[Data pulled from a collection]
··········
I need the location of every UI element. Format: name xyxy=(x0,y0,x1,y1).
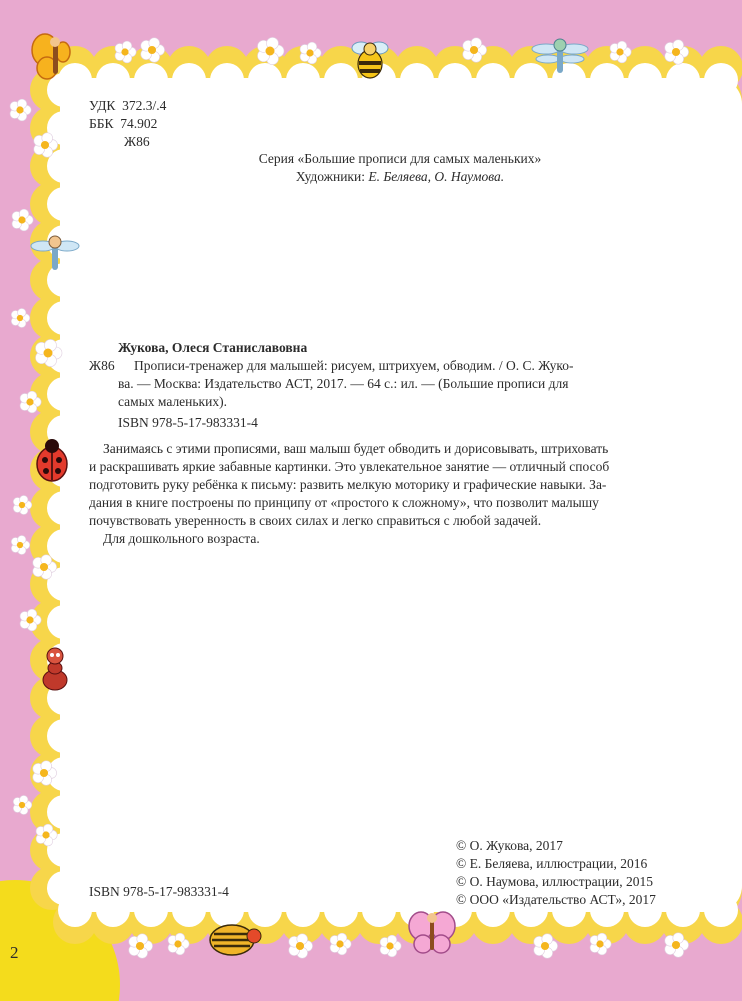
series-title: Серия «Большие прописи для самых маленьких» xyxy=(258,151,542,166)
bib-line-2: ва. — Москва: Издательство АСТ, 2017. — 64 с.: ил. — (Большие прописи для xyxy=(118,376,569,391)
page-number: 2 xyxy=(10,943,19,962)
bbk-label: ББК xyxy=(89,116,114,131)
artists-names: Е. Беляева, О. Наумова. xyxy=(368,169,505,184)
bbk-line xyxy=(89,115,166,133)
copyright-line: © О. Жукова, 2017 xyxy=(456,838,563,853)
copyright-line: © О. Наумова, иллюстрации, 2015 xyxy=(456,874,653,889)
udk-line xyxy=(89,97,166,115)
flower-icon xyxy=(11,308,30,327)
beetle-icon xyxy=(210,925,261,955)
bib-mark: Ж86 xyxy=(89,358,115,373)
bib-author: Жукова, Олеся Станиславовна xyxy=(118,340,308,355)
bbk-value: 74.902 xyxy=(120,116,158,131)
annotation-line-3: подготовить руку ребёнка к письму: развить мелкую моторику и графические навыки. За- xyxy=(89,477,607,492)
udk-label: УДК xyxy=(89,98,116,113)
series-block xyxy=(195,150,605,186)
copyright-block xyxy=(456,837,656,909)
copyright-line: © ООО «Издательство АСТ», 2017 xyxy=(456,892,656,907)
bib-line-3: самых маленьких). xyxy=(118,394,227,409)
classification-block xyxy=(89,97,166,151)
footer-isbn: ISBN 978-5-17-983331-4 xyxy=(89,884,229,899)
butterfly-icon xyxy=(409,912,455,953)
flower-icon xyxy=(12,209,33,231)
annotation-line-2: и раскрашивать яркие забавные картинки. Это увлекательное занятие — отличный способ xyxy=(89,459,610,474)
annotation-line-1: Занимаясь с этими прописями, ваш малыш будет обводить и дорисовывать, штриховать xyxy=(103,441,609,456)
annotation-line-5: почувствовать уверенность в своих силах и легко справиться с любой задачей. xyxy=(89,513,542,528)
copyright-line: © Е. Беляева, иллюстрации, 2016 xyxy=(456,856,648,871)
annotation-line-4: дания в книге построены по принципу от «простого к сложному», что позволит малышу xyxy=(89,495,599,510)
flower-icon xyxy=(13,795,32,814)
bib-line-1: Прописи-тренажер для малышей: рисуем, штрихуем, обводим. / О. С. Жуко- xyxy=(134,358,574,373)
author-mark: Ж86 xyxy=(124,134,150,149)
flower-icon xyxy=(13,495,32,514)
artists-prefix: Художники: xyxy=(295,169,365,184)
annotation-age: Для дошкольного возраста. xyxy=(103,531,260,546)
bib-isbn: ISBN 978-5-17-983331-4 xyxy=(118,415,258,430)
flower-icon xyxy=(380,935,401,957)
artists-line xyxy=(195,168,605,186)
flower-icon xyxy=(11,535,30,554)
udk-value: 372.3/.4 xyxy=(122,98,167,113)
flower-icon xyxy=(10,99,31,121)
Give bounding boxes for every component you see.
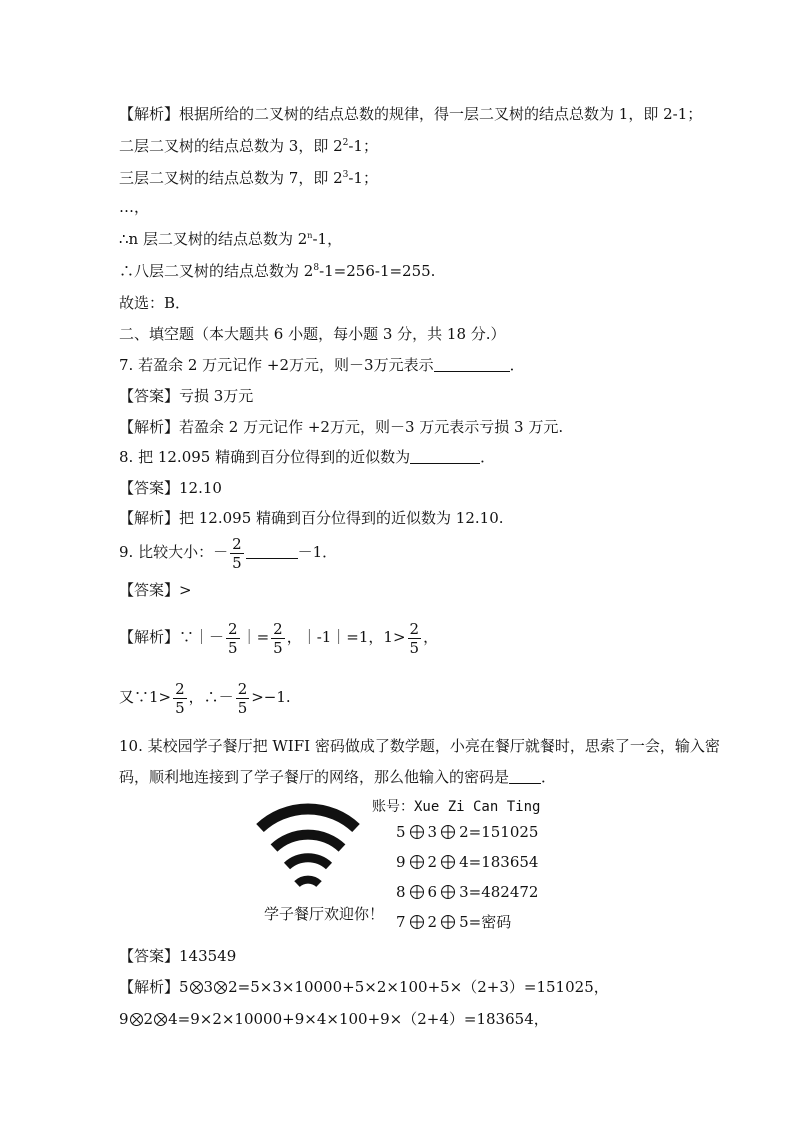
otimes-icon xyxy=(154,1013,167,1026)
analysis-label: 【解析】 xyxy=(119,105,180,123)
analysis-line-5: ∴n 层二叉树的结点总数为 2$^n$-1， xyxy=(119,230,343,248)
oplus-icon xyxy=(441,855,455,869)
oplus-icon xyxy=(410,855,424,869)
answer-blank xyxy=(509,769,541,784)
password-formula-row xyxy=(396,852,538,872)
analysis-line-6: ∴八层二叉树的结点总数为 $2^8-1=256-1=255$. xyxy=(119,262,436,280)
formula-operand: 2 xyxy=(427,853,438,871)
answer-blank xyxy=(246,544,298,559)
question-10-line-1: 10. 某校园学子餐厅把 WIFI 密码做成了数学题，小亮在餐厅就餐时，思索了一会，输入密 xyxy=(119,737,720,755)
wifi-arc-second xyxy=(274,835,342,848)
question-10-line-2: 码，顺利地连接到了学子餐厅的网络，那么他输入的密码是 ． xyxy=(119,768,557,786)
question-8: 8. 把 12.095 精确到百分位得到的近似数为 ． xyxy=(119,448,496,466)
analysis-9-line-2: 又∵1> $\frac{2}{5}$ ，∴－ $\frac{2}{5}$ >−1. xyxy=(119,679,291,717)
answer-7: 【答案】亏损 3万元 xyxy=(119,387,254,405)
fraction: $\frac{2}{5}$ xyxy=(409,619,420,657)
formula-result: 5=密码 xyxy=(459,913,512,931)
answer-blank xyxy=(434,357,510,372)
analysis-line-3: 三层二叉树的结点总数为 7，即 $2^3-1$； xyxy=(119,169,378,187)
fraction: $\frac{2}{5}$ xyxy=(175,679,185,717)
analysis-10-line-2: 9 2 4=9×2×10000+9×4×100+9×（2+4）=183654， xyxy=(119,1010,549,1028)
answer-8: 【答案】12.10 xyxy=(119,479,222,497)
wifi-icon xyxy=(250,800,366,900)
otimes-icon xyxy=(214,981,227,994)
oplus-icon xyxy=(410,915,424,929)
formula-operand: 2 xyxy=(427,913,438,931)
formula-operand: 8 xyxy=(396,883,406,901)
otimes-icon xyxy=(130,1013,143,1026)
password-formula-row xyxy=(396,912,511,932)
fraction: $\frac{2}{5}$ xyxy=(232,534,242,572)
wifi-arc-third xyxy=(287,858,329,866)
section-heading: 二、填空题（本大题共 6 小题，每小题 3 分，共 18 分.） xyxy=(119,325,506,343)
formula-result: 3=482472 xyxy=(459,883,539,901)
formula-operand: 5 xyxy=(396,823,406,841)
password-formula-row xyxy=(396,822,538,842)
oplus-icon xyxy=(441,885,455,899)
answer-blank xyxy=(410,449,480,464)
analysis-7: 【解析】若盈余 2 万元记作 +2万元，则－3 万元表示亏损 3 万元. xyxy=(119,418,564,436)
formula-result: 4=183654 xyxy=(459,853,539,871)
formula-operand: 9 xyxy=(396,853,406,871)
fraction: $\frac{2}{5}$ xyxy=(228,619,238,657)
analysis-line-4: …， xyxy=(119,198,150,216)
formula-result: 2=151025 xyxy=(459,823,539,841)
analysis-line-2: 二层二叉树的结点总数为 3，即 $2^2-1$； xyxy=(119,137,378,155)
analysis-10-line-1: 【解析】5 3 2=5×3×10000+5×2×100+5×（2+3）=151025， xyxy=(119,978,609,996)
analysis-8: 【解析】把 12.095 精确到百分位得到的近似数为 12.10. xyxy=(119,509,504,527)
oplus-icon xyxy=(441,915,455,929)
wifi-arc-inner xyxy=(297,880,319,884)
formula-operand: 6 xyxy=(427,883,438,901)
formula-operand: 3 xyxy=(427,823,438,841)
analysis-conclusion: 故选：B． xyxy=(119,294,191,312)
password-formula-row xyxy=(396,882,538,902)
formula-operand: 7 xyxy=(396,913,406,931)
fraction: $\frac{2}{5}$ xyxy=(237,679,248,717)
analysis-9-line-1: 【解析】∵｜－ $\frac{2}{5}$ ｜= $\frac{2}{5}$ ，｜-1｜=1，1> $\frac{2}{5}$ ， xyxy=(119,619,439,657)
oplus-icon xyxy=(410,825,424,839)
welcome-text: 学子餐厅欢迎你！ xyxy=(264,905,385,923)
wifi-arc-outer xyxy=(260,809,356,828)
question-9: 9. 比较大小：－ $\frac{2}{5}$ －1． xyxy=(119,534,338,572)
oplus-icon xyxy=(410,885,424,899)
fraction: $\frac{2}{5}$ xyxy=(273,619,283,657)
account-label: 账号：Xue Zi Can Ting xyxy=(372,799,541,815)
answer-9: 【答案】> xyxy=(119,581,192,599)
analysis-line-1: 【解析】根据所给的二叉树的结点总数的规律，得一层二叉树的结点总数为 1，即 2-1； xyxy=(119,105,703,123)
oplus-icon xyxy=(441,825,455,839)
otimes-icon xyxy=(190,981,203,994)
answer-10: 【答案】143549 xyxy=(119,947,237,965)
question-7: 7. 若盈余 2 万元记作 +2万元，则－3万元表示 ． xyxy=(119,356,525,374)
··········
Write out the lines word for word, starting with the line that contains "прописи для самых" and going on through the line that contains "udk-line xyxy=(89,97,166,115)", including both of those lines.

series-title: Серия «Большие прописи для самых маленьких» xyxy=(258,151,542,166)
bib-line-2: ва. — Москва: Издательство АСТ, 2017. — 64 с.: ил. — (Большие прописи для xyxy=(118,376,569,391)
page-number: 2 xyxy=(10,943,19,962)
bbk-label: ББК xyxy=(89,116,114,131)
artists-names: Е. Беляева, О. Наумова. xyxy=(368,169,505,184)
bbk-line xyxy=(89,115,166,133)
copyright-line: © О. Жукова, 2017 xyxy=(456,838,563,853)
copyright-line: © О. Наумова, иллюстрации, 2015 xyxy=(456,874,653,889)
udk-line xyxy=(89,97,166,115)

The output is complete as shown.